-- start Data provided --
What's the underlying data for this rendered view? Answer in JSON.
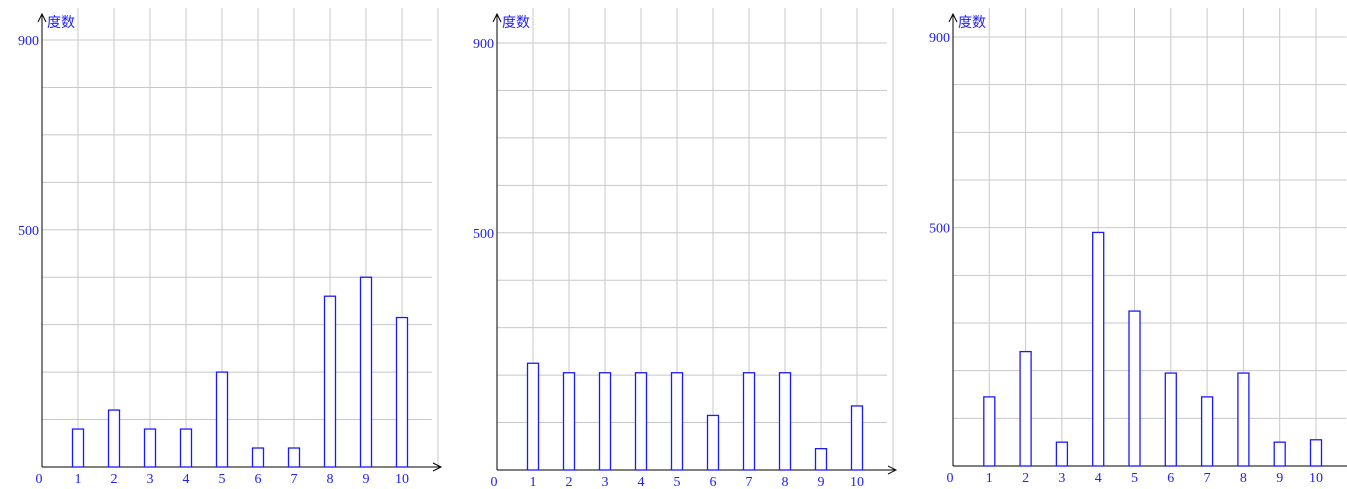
{
  "colors": {
    "bar_stroke": "#1a1aff",
    "label": "#2020ff",
    "grid": "#c8c8c8",
    "axis": "#000000"
  },
  "chart_data": [
    {
      "type": "bar",
      "ylabel": "度数",
      "xlabel": "",
      "origin_label": "0",
      "ylim": [
        0,
        900
      ],
      "y_tick_labels": [
        "500",
        "900"
      ],
      "grid": true,
      "categories": [
        "1",
        "2",
        "3",
        "4",
        "5",
        "6",
        "7",
        "8",
        "9",
        "10"
      ],
      "values": [
        80,
        120,
        80,
        80,
        200,
        40,
        40,
        360,
        400,
        315
      ]
    },
    {
      "type": "bar",
      "ylabel": "度数",
      "xlabel": "",
      "origin_label": "0",
      "ylim": [
        0,
        900
      ],
      "y_tick_labels": [
        "500",
        "900"
      ],
      "grid": true,
      "categories": [
        "1",
        "2",
        "3",
        "4",
        "5",
        "6",
        "7",
        "8",
        "9",
        "10"
      ],
      "values": [
        225,
        205,
        205,
        205,
        205,
        115,
        205,
        205,
        45,
        135
      ]
    },
    {
      "type": "bar",
      "ylabel": "度数",
      "xlabel": "",
      "origin_label": "0",
      "ylim": [
        0,
        900
      ],
      "y_tick_labels": [
        "500",
        "900"
      ],
      "grid": true,
      "categories": [
        "1",
        "2",
        "3",
        "4",
        "5",
        "6",
        "7",
        "8",
        "9",
        "10"
      ],
      "values": [
        145,
        240,
        50,
        490,
        325,
        195,
        145,
        195,
        50,
        55
      ]
    }
  ]
}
-- end Data provided --
Any pictures should be dropped; transcribe the rest of the records above exactly.

What's the underlying data for this rendered view? Answer in JSON.
{
  "colors": {
    "bar_stroke": "#1a1aff",
    "label": "#2020ff",
    "grid": "#c8c8c8",
    "axis": "#000000"
  },
  "chart_data": [
    {
      "type": "bar",
      "ylabel": "度数",
      "xlabel": "",
      "origin_label": "0",
      "ylim": [
        0,
        900
      ],
      "y_tick_labels": [
        "500",
        "900"
      ],
      "grid": true,
      "categories": [
        "1",
        "2",
        "3",
        "4",
        "5",
        "6",
        "7",
        "8",
        "9",
        "10"
      ],
      "values": [
        80,
        120,
        80,
        80,
        200,
        40,
        40,
        360,
        400,
        315
      ]
    },
    {
      "type": "bar",
      "ylabel": "度数",
      "xlabel": "",
      "origin_label": "0",
      "ylim": [
        0,
        900
      ],
      "y_tick_labels": [
        "500",
        "900"
      ],
      "grid": true,
      "categories": [
        "1",
        "2",
        "3",
        "4",
        "5",
        "6",
        "7",
        "8",
        "9",
        "10"
      ],
      "values": [
        225,
        205,
        205,
        205,
        205,
        115,
        205,
        205,
        45,
        135
      ]
    },
    {
      "type": "bar",
      "ylabel": "度数",
      "xlabel": "",
      "origin_label": "0",
      "ylim": [
        0,
        900
      ],
      "y_tick_labels": [
        "500",
        "900"
      ],
      "grid": true,
      "categories": [
        "1",
        "2",
        "3",
        "4",
        "5",
        "6",
        "7",
        "8",
        "9",
        "10"
      ],
      "values": [
        145,
        240,
        50,
        490,
        325,
        195,
        145,
        195,
        50,
        55
      ]
    }
  ]
}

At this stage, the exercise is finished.